The task » Comb through the entries for "InStyle" and pull out each line that holds it.

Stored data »

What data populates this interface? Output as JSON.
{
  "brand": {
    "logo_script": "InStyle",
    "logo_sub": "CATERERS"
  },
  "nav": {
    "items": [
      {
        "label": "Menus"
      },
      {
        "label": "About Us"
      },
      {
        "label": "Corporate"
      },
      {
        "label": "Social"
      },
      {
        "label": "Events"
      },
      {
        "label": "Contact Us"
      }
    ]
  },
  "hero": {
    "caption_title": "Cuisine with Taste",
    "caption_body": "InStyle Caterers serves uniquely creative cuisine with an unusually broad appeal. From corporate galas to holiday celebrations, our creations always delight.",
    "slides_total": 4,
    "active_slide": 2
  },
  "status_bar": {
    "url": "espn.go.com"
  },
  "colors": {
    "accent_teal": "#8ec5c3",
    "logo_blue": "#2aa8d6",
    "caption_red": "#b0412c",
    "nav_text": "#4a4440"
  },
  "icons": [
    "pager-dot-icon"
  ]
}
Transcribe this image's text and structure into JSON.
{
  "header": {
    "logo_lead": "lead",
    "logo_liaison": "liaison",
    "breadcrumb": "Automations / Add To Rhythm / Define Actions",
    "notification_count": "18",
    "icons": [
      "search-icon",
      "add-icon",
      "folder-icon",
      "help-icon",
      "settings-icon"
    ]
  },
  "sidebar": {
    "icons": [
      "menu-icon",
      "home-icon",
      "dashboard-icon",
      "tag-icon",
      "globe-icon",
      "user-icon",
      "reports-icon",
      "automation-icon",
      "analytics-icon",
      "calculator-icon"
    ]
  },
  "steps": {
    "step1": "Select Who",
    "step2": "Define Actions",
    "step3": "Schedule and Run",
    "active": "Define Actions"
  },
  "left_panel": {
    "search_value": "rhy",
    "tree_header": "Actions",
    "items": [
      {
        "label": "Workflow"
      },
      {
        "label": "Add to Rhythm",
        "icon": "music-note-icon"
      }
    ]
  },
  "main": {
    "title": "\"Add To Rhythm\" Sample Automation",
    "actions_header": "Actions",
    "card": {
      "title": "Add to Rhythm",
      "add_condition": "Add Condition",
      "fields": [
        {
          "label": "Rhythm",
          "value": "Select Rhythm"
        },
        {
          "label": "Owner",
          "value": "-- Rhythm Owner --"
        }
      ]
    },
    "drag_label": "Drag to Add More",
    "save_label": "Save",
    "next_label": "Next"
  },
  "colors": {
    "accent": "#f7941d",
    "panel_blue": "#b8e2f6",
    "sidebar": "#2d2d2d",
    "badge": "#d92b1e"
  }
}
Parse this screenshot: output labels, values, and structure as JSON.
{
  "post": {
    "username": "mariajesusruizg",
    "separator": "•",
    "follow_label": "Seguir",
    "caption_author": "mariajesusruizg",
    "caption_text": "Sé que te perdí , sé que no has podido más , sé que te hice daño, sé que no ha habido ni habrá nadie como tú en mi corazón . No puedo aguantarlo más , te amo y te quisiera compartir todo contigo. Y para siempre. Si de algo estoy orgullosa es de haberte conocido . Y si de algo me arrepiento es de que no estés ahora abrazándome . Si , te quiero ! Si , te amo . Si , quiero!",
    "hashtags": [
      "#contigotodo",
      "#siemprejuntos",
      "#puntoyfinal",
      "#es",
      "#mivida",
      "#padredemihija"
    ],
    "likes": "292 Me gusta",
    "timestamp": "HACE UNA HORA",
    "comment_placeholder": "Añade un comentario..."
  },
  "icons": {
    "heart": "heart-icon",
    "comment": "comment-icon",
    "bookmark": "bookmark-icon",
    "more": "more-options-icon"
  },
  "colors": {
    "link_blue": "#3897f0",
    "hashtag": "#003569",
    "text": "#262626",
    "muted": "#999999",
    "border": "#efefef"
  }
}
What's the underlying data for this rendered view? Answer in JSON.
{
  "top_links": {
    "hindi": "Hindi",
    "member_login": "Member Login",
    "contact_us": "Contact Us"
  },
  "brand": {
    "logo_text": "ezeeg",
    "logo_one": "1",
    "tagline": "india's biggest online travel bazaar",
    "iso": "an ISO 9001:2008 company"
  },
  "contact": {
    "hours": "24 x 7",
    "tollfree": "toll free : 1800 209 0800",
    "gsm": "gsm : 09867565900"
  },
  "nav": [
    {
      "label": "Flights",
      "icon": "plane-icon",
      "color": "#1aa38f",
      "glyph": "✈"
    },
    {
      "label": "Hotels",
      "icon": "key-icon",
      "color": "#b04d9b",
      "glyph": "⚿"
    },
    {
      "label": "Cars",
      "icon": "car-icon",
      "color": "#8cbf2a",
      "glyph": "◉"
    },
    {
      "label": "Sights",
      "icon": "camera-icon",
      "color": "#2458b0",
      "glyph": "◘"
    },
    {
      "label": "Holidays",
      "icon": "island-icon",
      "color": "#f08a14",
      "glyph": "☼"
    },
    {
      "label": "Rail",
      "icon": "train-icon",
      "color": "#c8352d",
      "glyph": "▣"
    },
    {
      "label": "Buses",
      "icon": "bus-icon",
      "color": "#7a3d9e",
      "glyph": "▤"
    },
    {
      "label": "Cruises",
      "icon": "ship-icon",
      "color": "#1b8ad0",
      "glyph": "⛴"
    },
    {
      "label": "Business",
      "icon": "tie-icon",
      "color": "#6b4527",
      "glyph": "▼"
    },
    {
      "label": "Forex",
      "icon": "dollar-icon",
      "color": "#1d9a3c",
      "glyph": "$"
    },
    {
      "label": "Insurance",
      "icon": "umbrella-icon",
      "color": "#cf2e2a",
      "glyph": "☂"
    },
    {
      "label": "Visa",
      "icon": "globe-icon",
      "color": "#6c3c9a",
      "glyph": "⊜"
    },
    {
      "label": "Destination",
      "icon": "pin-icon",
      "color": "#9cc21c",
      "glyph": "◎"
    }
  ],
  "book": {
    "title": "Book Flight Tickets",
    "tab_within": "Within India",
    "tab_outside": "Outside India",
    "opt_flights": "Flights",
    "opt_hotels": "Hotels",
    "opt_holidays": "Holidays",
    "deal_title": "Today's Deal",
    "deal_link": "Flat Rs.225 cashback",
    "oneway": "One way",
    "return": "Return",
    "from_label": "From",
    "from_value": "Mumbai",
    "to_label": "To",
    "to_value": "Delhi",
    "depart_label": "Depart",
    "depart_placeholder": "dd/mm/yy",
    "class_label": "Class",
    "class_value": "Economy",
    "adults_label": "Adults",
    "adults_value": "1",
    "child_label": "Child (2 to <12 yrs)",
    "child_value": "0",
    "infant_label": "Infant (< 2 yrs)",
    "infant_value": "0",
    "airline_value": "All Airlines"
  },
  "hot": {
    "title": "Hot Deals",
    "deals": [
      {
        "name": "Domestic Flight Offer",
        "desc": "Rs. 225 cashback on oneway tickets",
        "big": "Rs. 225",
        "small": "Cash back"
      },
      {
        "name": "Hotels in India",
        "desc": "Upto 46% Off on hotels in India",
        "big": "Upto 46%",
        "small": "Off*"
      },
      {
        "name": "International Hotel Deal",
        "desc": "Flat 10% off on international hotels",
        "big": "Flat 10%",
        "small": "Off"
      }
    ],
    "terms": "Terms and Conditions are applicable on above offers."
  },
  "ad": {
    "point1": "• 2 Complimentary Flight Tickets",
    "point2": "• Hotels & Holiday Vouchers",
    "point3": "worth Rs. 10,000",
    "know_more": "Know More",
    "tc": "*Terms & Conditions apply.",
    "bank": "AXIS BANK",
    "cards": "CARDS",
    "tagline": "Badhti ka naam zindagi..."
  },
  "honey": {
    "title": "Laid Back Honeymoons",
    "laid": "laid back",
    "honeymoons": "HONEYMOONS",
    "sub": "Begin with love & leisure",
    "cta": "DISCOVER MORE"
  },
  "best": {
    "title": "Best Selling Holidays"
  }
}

Final result »
    "logo_script": "InStyle",
    "caption_body": "InStyle Caterers serves uniquely creative cuisine with an unusually broad appeal. From corporate galas to holiday celebrations, our creations always delight.",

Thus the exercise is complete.